_Selected excerpt_
◆ ◆ ◆ ◆ ◆ ◆ ◆

R/lm_b.R

Defines functions lm_b

Documented in lm_b

#' Bayesian Linear Models
#' 
#' lm_b is used to fit linear models.  It can be used to carry out 
#' regression, single stratum analysis of variance and analysis of 
#' covariance (although aov_b may provide a more convenient 
#' interface for ANOVA.)
#' 
#' @param formula A formula specifying the model.
#' @param data A data frame in which the variables specified in the formula 
#' will be found. If missing, the variables are searched for in the standard way.  
#' However, it is strongly recommended that you use this argument so that other 
#' generics for bayesics objects work correctly.
#' @param weights an optional vector of weights to be used in the fitting process. 
#' Should be NULL or a numeric vector. If non-NULL, it is assumed that the 
#' variance of \eqn{y_i} can be written as \eqn{Var(y_i) = \sigma^2/w_i}. While the 
#' estimands remain the same, the estimation is done by performing unweighted 
#' lm_b on \eqn{W^{\frac{1}{2}}y} and \eqn{W^{\frac{1}{2}}X}, where \eqn{W} is the 
#' diagonal matrix of weights.  Note that this then affects the zellner prior.
#' @param prior character.  One of "zellner", "conjugate", or "improper", giving 
#' the type of prior used on the regression coefficients.
#' @param zellner_g numeric.  Positive number giving the value of "g" in Zellner's
#' g prior.  Ignored unless prior = "zellner".
#' @param prior_beta_mean numeric vector of same length as regression coefficients 
#' (denoted p). Unless otherwise specified, automatically set to rep(0,p).  Ignored 
#' unless prior = "conjugate".

◆ ◆ ◆ ◆ ◆ ◆ ◆

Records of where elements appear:
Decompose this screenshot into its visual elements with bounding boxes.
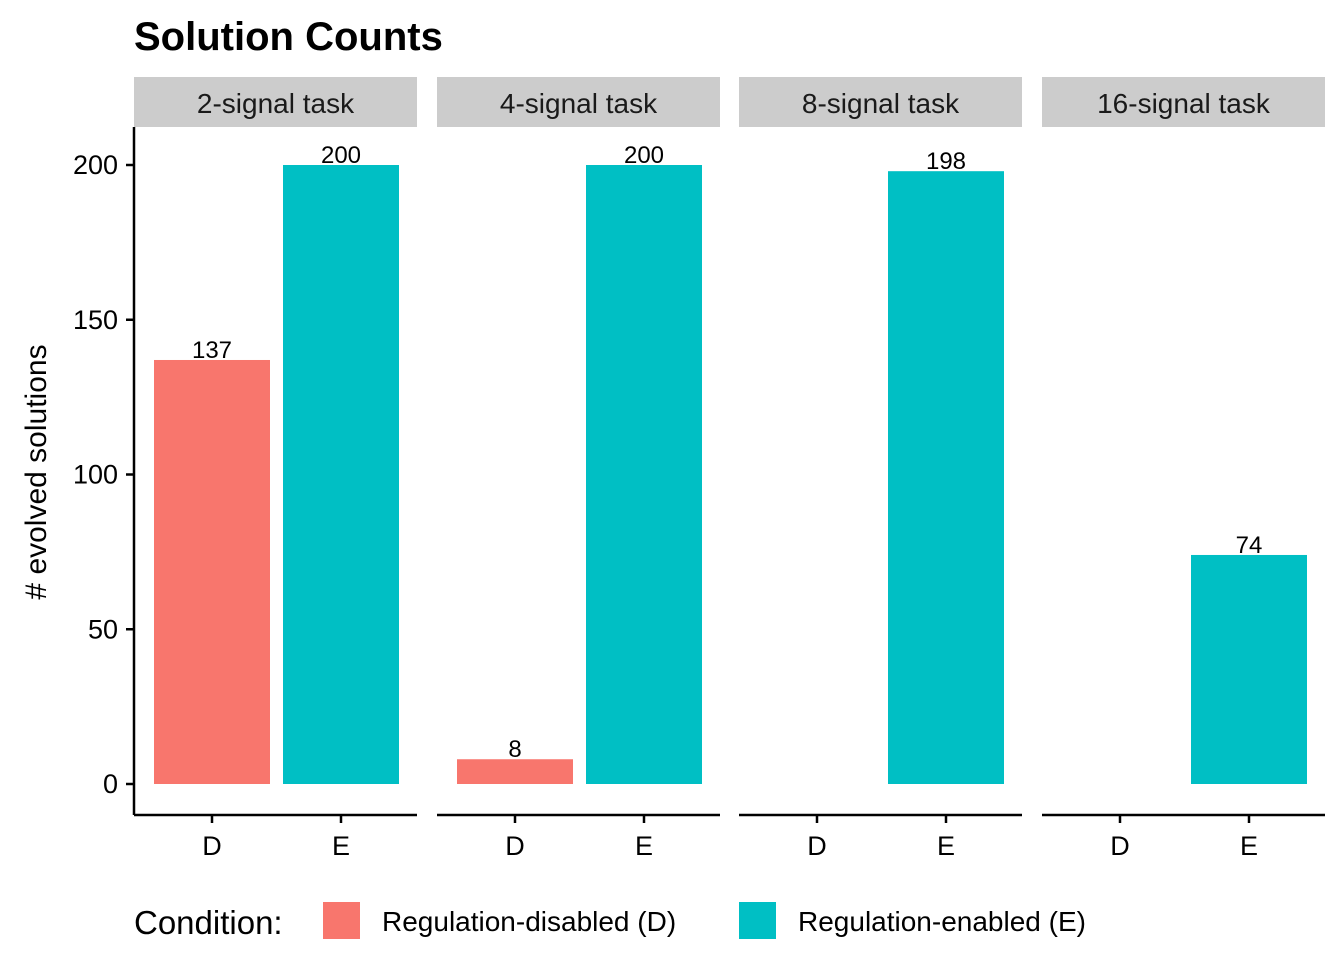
legend-entry-label: Regulation-enabled (E) [798, 906, 1086, 937]
facet-strip-label: 8-signal task [802, 88, 960, 119]
facet-panels: 2-signal task 137 200 D E 4-signal task 8 200 D E… [134, 77, 1325, 861]
bar-e [1191, 554, 1307, 784]
y-tick-label: 150 [73, 305, 118, 335]
legend-title: Condition: [134, 904, 283, 941]
bar-value-label: 200 [624, 142, 664, 169]
legend-key [739, 902, 776, 939]
x-tick-label: D [505, 831, 525, 861]
facet-panel: 2-signal task 137 200 D E [134, 77, 417, 861]
y-tick-label: 50 [88, 614, 118, 644]
x-tick-label: E [635, 831, 653, 861]
legend-key [323, 902, 360, 939]
x-tick-label: E [937, 831, 955, 861]
facet-strip-label: 4-signal task [500, 88, 658, 119]
facet-panel: 8-signal task 198 D E [739, 77, 1022, 861]
x-tick-label: D [202, 831, 222, 861]
facet-strip-label: 2-signal task [197, 88, 355, 119]
bar-value-label: 200 [321, 142, 361, 169]
y-tick-label: 200 [73, 150, 118, 180]
x-tick-label: D [1110, 831, 1130, 861]
bar-value-label: 137 [192, 337, 232, 364]
legend: Condition: Regulation-disabled (D) Regula… [134, 902, 1086, 941]
facet-panel: 16-signal task 74 D E [1042, 77, 1325, 861]
x-tick-label: E [1240, 831, 1258, 861]
x-tick-label: D [807, 831, 827, 861]
facet-panel: 4-signal task 8 200 D E [437, 77, 720, 861]
bar-d [457, 759, 573, 784]
y-axis: 0 50 100 150 200 [73, 127, 136, 815]
x-tick-label: E [332, 831, 350, 861]
bar-e [586, 165, 702, 784]
bar-e [888, 171, 1004, 784]
bar-value-label: 198 [926, 148, 966, 175]
bar-value-label: 74 [1236, 532, 1263, 559]
bar-e [283, 165, 399, 784]
y-axis-title: # evolved solutions [20, 344, 53, 599]
y-tick-label: 100 [73, 460, 118, 490]
facet-strip [1042, 77, 1325, 127]
chart-title: Solution Counts [134, 15, 443, 59]
bar-value-label: 8 [508, 736, 521, 763]
y-tick-label: 0 [103, 769, 118, 799]
facet-strip-label: 16-signal task [1097, 88, 1271, 119]
facet-strip [739, 77, 1022, 127]
bar-d [154, 359, 270, 784]
legend-entry-label: Regulation-disabled (D) [382, 906, 676, 937]
facet-strip [134, 77, 417, 127]
facet-strip [437, 77, 720, 127]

◆ ◆ ◆ ◆ ◆ ◆ ◆

_Directives_
1. Copy out the lines of the records that begin at the line containing "legend-entry-label: Regulation-enabled (E)" and end with the line containing "legend-title: Condition: [134, 904, 283, 941]", keeping both of those lines.
2. Continue the lm_b documentation from the point where it stops.
The records have no connection to the text.

_Answer list_
1.
legend-entry-label: Regulation-enabled (E) [798, 906, 1086, 937]
facet-strip-label: 8-signal task [802, 88, 960, 119]
facet-panels: 2-signal task 137 200 D E 4-signal task 8 200 D E… [134, 77, 1325, 861]
bar-e [1191, 554, 1307, 784]
y-tick-label: 150 [73, 305, 118, 335]
legend-title: Condition: [134, 904, 283, 941]

2.
#' @param prior_beta_precision pxp matrix giving a priori precision matrix to be 
#' scaled by the residual precision.
#' @param prior_var_shape numeric. Twice the shape parameter for the inverse gamma prior on
#' the residual variance(s).  I.e., \eqn{\sigma^2\sim IG}(prior_var_shape/2,prior_var_rate/2).
#' @param prior_var_rate  numeric. Twice the rate parameter for the inverse gamma prior on
#' the residual variance(s).  I.e., \eqn{\sigma^2\sim IG}(prior_var_shape/2,prior_var_rate/2).
#' @param ROPE vector of positive values giving ROPE boundaries for each regression 
#' coefficient.  Optionally, you can not include a ROPE boundary for the intercept. 
#' If missing, defaults go to those suggested by Kruchke (2018).
#' @param CI_level numeric. Credible interval level.
#' 
#' @returns lm_b() returns an object of class "lm_b", which behaves as a list with 
#' the following elements:
#' \itemize{
#'  \item summary - tibble giving results for regression coefficients
#'  \item posterior_parameters - list giving the posterior parameters
#'  \item hyperparameters - list giving the user input (or default) hyperparameters used
#'  \item fitted - posterior mean of the individuals' means
#'  \item residuals - posterior mean of the residuals
#'  \item formula, data - input by user
#' }
#' 
#' @details
#' 
#' \strong{MODEL:}
#' 
#' The likelihood is given by 
#' \deqn{
#'  y_i \overset{ind}{\sim} N(x_i'\beta,\sigma^2).
#' }
#' The prior is given by 
#' \deqn{
#'  \beta|\sigma^2 \sim N\left( \mu, \sigma^2 V^{-1} \right) \\
#'  \sigma^2 \sim \Gamma^{-1}(a/2,b/2).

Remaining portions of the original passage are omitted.